SET PROBLEM
Copy all lines below containing "Inches".

GIVEN RECORDS
-*-*-
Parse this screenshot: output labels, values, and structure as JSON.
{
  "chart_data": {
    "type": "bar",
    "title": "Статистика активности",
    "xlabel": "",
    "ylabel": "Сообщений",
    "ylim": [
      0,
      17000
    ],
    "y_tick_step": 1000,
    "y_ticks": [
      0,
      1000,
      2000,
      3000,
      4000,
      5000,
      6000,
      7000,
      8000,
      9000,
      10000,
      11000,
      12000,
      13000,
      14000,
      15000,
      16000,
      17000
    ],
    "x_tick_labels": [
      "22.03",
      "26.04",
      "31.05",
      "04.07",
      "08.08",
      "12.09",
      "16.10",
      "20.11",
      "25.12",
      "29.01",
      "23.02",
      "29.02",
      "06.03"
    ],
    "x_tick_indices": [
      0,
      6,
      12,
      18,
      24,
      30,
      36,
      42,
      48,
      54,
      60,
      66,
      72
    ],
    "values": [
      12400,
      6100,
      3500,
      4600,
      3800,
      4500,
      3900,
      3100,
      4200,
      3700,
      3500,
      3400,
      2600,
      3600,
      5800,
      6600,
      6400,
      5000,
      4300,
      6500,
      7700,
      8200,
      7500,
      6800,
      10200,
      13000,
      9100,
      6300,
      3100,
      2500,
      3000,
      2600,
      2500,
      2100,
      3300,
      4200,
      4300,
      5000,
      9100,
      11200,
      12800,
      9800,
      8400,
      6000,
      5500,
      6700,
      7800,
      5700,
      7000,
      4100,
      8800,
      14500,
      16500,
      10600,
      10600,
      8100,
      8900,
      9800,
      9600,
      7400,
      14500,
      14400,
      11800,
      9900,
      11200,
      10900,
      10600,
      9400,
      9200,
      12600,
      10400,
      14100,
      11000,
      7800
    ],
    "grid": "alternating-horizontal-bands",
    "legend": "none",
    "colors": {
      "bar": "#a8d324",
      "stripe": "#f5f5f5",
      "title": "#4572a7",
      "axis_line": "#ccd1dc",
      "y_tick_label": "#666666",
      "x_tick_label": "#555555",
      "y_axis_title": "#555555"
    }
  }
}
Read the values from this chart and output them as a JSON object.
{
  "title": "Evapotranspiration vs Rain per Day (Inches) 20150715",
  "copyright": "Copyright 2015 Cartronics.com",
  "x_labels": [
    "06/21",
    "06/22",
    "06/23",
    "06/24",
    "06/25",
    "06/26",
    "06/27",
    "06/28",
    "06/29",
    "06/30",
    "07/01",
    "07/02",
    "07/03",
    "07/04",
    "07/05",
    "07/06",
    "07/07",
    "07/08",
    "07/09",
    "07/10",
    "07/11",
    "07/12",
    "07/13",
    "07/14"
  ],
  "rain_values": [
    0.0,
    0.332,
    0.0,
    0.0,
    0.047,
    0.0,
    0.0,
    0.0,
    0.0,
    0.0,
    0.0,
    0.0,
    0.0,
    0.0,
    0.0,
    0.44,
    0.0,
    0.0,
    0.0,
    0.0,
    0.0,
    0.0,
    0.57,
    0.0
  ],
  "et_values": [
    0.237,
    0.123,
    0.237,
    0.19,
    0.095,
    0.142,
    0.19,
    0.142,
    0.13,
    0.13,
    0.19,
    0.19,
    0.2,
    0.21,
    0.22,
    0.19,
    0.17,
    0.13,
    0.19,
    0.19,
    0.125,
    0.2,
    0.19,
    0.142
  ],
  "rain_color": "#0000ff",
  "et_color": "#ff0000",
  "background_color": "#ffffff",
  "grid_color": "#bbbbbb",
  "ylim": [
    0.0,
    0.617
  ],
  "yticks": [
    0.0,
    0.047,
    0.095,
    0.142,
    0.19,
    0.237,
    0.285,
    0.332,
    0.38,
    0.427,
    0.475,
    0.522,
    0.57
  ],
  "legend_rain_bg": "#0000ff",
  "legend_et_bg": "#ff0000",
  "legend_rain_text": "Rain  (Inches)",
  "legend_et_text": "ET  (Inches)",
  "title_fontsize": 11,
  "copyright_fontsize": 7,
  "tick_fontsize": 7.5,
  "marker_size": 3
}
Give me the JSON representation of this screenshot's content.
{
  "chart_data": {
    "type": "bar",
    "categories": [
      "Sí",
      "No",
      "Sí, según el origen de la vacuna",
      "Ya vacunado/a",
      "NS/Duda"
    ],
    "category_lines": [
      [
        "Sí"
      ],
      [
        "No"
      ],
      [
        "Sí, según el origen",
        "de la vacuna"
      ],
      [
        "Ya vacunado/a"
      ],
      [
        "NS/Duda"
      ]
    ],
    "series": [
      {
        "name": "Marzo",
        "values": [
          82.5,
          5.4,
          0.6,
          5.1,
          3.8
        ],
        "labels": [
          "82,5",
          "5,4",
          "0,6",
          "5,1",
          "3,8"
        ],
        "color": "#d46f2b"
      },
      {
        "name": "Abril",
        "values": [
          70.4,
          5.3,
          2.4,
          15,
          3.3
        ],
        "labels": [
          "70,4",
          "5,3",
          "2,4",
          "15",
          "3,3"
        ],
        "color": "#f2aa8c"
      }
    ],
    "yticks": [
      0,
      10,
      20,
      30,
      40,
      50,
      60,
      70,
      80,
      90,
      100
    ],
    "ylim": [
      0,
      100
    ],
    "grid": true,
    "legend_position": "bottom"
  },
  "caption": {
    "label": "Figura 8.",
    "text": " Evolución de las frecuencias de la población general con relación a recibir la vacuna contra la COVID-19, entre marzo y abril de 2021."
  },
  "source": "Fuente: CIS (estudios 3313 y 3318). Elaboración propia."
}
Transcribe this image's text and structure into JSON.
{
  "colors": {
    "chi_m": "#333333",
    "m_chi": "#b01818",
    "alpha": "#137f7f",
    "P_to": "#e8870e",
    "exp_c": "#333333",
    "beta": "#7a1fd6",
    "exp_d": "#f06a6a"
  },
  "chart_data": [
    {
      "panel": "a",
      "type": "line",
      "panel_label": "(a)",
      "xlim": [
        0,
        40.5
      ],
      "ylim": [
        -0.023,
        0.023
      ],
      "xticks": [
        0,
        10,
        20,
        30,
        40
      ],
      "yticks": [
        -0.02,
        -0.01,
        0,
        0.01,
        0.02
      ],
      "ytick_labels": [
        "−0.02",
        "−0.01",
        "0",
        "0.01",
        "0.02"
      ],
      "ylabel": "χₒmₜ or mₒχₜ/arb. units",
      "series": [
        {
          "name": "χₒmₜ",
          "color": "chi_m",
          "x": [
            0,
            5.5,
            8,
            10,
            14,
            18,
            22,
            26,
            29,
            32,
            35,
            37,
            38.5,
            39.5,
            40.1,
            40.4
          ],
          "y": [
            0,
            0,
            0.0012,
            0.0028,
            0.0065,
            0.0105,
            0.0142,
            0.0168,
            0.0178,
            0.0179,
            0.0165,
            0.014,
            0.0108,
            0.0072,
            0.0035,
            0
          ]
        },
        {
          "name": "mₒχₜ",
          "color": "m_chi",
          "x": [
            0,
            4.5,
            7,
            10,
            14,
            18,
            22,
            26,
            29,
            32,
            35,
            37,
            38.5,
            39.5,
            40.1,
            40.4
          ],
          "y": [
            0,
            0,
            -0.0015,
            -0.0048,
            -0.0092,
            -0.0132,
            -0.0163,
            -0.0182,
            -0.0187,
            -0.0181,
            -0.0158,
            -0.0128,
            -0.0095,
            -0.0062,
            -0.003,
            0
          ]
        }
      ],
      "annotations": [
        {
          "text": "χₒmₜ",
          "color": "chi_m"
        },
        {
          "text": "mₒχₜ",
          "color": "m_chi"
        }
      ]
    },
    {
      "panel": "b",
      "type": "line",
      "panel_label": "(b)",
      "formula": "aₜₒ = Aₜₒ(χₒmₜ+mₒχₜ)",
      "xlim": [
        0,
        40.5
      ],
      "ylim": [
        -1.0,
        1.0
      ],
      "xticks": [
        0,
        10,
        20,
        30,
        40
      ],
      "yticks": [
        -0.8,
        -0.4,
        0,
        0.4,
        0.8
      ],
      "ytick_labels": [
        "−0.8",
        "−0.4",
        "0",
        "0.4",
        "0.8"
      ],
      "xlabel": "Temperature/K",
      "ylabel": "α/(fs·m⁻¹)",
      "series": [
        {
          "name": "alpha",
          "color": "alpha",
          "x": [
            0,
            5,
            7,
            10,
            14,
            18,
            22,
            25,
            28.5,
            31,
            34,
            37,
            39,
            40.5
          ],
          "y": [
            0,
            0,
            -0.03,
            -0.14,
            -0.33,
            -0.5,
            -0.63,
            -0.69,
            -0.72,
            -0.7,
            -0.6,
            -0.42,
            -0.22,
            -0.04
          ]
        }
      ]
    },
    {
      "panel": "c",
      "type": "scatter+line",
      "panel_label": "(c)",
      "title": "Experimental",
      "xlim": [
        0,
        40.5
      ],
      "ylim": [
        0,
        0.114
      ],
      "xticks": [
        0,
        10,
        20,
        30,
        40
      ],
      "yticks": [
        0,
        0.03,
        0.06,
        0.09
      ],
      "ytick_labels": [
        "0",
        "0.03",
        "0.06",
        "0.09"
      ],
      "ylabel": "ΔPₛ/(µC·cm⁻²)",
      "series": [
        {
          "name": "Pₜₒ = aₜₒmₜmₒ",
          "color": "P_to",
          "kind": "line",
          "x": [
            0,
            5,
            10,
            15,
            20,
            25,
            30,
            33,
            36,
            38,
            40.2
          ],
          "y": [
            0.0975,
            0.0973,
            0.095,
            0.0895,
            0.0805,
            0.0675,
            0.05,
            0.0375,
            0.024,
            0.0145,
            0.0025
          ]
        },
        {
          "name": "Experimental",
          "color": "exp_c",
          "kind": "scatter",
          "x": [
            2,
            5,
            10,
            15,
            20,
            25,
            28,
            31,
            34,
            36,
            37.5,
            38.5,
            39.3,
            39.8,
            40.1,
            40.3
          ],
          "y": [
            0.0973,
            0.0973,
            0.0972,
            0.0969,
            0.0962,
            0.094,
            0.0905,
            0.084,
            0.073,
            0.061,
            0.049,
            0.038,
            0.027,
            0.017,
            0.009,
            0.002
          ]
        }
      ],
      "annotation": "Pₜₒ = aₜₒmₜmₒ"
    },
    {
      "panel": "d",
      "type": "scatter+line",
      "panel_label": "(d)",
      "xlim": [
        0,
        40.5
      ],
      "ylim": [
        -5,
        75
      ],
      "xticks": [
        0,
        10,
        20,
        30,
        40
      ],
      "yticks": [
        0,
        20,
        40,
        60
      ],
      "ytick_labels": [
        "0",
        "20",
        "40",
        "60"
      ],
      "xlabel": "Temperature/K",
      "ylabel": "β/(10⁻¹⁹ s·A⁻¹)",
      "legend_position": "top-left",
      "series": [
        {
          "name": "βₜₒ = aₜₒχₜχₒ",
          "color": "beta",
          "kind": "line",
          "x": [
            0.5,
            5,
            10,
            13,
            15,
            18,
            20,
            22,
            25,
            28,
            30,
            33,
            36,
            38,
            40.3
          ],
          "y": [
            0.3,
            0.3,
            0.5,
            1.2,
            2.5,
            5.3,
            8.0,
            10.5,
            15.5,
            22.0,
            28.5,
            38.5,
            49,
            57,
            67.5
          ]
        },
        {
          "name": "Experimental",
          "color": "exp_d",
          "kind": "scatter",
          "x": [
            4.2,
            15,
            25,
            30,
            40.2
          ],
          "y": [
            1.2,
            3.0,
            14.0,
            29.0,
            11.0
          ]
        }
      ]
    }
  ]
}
-*-*-
TASK SOLUTION
  "title": "Evapotranspiration vs Rain per Day (Inches) 20150715",
  "legend_rain_text": "Rain  (Inches)",
  "legend_et_text": "ET  (Inches)",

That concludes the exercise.